Lines of data:
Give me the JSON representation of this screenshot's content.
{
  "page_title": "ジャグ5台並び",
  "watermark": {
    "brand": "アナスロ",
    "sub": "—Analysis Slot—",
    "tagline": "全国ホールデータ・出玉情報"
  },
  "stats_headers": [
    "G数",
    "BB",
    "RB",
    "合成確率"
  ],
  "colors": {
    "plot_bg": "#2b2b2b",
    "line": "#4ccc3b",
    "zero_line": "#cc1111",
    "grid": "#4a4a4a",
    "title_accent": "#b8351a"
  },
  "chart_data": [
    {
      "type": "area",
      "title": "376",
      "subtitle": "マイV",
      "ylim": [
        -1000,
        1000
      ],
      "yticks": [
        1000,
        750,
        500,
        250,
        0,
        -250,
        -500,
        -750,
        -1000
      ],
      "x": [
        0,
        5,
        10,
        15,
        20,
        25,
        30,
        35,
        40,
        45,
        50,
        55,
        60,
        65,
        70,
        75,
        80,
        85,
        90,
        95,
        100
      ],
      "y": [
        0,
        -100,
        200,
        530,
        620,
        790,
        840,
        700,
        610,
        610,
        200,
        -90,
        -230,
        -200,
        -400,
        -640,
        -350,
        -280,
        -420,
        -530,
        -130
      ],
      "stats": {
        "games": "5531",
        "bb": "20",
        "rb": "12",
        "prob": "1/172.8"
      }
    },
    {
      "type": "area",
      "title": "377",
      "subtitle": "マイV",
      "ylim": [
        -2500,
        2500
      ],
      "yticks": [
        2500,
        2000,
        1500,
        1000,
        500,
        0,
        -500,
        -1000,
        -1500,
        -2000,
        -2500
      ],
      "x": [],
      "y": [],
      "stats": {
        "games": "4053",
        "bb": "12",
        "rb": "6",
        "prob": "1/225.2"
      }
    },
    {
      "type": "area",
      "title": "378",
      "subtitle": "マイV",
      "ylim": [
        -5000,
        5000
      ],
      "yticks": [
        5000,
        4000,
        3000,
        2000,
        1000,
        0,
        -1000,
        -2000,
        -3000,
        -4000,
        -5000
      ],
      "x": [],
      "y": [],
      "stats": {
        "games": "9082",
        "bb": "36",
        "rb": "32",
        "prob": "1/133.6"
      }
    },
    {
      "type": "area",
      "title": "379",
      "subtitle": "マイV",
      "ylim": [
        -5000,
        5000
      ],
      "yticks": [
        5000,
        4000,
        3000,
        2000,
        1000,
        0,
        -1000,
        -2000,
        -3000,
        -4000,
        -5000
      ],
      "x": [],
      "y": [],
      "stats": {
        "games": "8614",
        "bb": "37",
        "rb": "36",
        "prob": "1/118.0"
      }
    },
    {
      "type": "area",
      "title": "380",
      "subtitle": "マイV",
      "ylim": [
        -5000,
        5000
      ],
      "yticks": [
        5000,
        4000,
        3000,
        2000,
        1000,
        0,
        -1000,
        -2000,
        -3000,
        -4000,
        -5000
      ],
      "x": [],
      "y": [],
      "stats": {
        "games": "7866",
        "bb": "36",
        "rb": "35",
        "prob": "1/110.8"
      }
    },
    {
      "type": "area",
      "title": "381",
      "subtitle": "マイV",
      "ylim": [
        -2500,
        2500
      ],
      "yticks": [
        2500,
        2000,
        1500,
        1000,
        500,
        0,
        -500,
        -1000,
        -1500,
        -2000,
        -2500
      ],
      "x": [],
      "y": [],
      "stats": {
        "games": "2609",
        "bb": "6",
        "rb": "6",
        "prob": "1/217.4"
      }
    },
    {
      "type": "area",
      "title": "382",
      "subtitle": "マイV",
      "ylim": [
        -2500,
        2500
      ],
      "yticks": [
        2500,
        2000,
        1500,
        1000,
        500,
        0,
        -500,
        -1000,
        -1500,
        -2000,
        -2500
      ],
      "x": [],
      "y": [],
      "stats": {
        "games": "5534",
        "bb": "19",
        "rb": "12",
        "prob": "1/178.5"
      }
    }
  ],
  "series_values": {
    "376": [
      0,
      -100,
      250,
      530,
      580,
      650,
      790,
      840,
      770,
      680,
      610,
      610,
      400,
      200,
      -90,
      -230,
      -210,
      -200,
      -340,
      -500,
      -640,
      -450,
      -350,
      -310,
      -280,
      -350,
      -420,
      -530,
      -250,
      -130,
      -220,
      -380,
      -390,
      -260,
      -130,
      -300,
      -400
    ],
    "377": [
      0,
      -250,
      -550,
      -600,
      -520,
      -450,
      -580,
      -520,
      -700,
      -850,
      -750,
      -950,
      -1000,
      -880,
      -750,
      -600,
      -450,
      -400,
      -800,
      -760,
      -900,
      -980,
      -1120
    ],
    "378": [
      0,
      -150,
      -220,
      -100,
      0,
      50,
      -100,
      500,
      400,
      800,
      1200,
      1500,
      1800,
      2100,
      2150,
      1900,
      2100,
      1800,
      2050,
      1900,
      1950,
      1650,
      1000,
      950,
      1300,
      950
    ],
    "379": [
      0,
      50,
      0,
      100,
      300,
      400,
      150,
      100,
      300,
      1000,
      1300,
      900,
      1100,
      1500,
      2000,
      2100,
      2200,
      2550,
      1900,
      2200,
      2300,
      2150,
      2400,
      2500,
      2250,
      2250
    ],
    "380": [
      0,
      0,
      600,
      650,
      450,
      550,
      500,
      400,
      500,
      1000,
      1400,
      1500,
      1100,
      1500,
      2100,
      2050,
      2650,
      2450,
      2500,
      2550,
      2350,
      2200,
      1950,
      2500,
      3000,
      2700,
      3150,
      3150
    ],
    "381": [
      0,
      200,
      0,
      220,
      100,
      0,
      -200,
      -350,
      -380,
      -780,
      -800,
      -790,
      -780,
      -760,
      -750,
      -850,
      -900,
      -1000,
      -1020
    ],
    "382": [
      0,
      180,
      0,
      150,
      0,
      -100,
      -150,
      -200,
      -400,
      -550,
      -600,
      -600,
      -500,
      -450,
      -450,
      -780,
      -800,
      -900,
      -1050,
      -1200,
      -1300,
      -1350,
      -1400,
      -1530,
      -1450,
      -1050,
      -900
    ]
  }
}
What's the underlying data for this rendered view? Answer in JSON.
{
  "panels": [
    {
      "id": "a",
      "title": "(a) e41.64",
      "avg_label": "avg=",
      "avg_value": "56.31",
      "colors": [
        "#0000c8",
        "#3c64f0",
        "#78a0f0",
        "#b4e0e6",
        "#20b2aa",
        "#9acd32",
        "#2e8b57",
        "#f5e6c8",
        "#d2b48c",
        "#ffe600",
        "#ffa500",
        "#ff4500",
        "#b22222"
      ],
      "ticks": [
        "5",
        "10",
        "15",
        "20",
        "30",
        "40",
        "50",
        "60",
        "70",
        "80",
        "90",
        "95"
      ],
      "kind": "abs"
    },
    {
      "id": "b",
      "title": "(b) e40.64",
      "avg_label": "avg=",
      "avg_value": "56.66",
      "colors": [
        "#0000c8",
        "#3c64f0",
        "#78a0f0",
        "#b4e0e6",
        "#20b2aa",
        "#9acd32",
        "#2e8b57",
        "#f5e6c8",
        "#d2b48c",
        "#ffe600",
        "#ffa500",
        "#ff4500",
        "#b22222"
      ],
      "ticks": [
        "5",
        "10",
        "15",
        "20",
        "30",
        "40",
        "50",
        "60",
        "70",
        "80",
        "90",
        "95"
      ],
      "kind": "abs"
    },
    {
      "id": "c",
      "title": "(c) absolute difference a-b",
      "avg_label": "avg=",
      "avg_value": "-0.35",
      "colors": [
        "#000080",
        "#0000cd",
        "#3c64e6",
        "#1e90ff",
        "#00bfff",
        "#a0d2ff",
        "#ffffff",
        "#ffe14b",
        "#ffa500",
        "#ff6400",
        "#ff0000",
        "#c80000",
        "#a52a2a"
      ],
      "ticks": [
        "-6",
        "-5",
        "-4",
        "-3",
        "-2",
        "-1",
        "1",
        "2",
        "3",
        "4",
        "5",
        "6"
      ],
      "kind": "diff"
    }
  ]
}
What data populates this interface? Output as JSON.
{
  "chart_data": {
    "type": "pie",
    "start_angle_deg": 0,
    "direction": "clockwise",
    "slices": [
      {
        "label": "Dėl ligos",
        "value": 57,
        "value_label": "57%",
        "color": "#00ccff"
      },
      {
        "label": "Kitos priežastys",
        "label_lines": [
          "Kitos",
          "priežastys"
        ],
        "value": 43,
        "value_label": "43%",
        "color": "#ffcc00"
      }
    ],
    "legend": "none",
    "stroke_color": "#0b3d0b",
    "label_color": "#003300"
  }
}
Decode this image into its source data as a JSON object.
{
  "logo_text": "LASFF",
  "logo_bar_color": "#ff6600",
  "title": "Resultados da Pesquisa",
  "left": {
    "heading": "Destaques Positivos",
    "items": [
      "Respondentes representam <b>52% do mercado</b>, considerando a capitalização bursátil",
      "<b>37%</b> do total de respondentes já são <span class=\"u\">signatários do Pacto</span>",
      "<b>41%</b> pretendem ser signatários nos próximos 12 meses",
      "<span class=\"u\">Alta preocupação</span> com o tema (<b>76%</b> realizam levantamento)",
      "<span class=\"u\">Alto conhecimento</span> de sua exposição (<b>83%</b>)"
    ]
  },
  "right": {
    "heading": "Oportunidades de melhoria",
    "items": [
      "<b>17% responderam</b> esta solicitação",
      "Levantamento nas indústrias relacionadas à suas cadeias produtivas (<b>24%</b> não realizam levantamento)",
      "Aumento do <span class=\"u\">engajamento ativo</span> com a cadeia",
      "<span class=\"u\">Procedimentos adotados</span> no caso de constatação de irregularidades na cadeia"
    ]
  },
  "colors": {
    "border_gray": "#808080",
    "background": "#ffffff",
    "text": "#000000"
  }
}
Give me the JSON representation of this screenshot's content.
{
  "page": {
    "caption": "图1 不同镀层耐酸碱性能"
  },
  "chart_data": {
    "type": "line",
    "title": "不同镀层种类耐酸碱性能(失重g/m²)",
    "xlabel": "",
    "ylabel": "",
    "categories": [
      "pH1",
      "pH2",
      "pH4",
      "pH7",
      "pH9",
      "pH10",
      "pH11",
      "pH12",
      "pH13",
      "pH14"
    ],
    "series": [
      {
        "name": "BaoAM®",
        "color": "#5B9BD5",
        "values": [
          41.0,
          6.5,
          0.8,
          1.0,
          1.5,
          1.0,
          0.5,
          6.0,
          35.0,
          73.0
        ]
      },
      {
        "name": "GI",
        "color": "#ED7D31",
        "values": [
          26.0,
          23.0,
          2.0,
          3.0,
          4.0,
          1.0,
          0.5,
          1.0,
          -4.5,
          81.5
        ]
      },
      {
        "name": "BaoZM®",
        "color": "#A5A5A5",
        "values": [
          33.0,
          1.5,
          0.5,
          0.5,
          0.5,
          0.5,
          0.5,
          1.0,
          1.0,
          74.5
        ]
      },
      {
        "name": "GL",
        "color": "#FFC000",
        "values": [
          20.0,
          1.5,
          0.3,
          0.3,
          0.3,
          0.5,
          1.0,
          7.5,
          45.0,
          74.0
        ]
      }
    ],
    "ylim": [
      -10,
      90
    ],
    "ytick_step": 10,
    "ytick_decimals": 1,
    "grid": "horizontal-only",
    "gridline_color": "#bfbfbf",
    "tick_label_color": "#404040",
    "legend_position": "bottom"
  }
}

What is required -
List the lines of the entries that include "this".

Exercise solution -
Give me the JSON representation of this screenshot's content.
What's the underlying data for this rendered view? Answer in JSON.
What data populates this interface? Output as JSON.
Decode this image into its source data as a JSON object.
Give me the JSON representation of this screenshot's content.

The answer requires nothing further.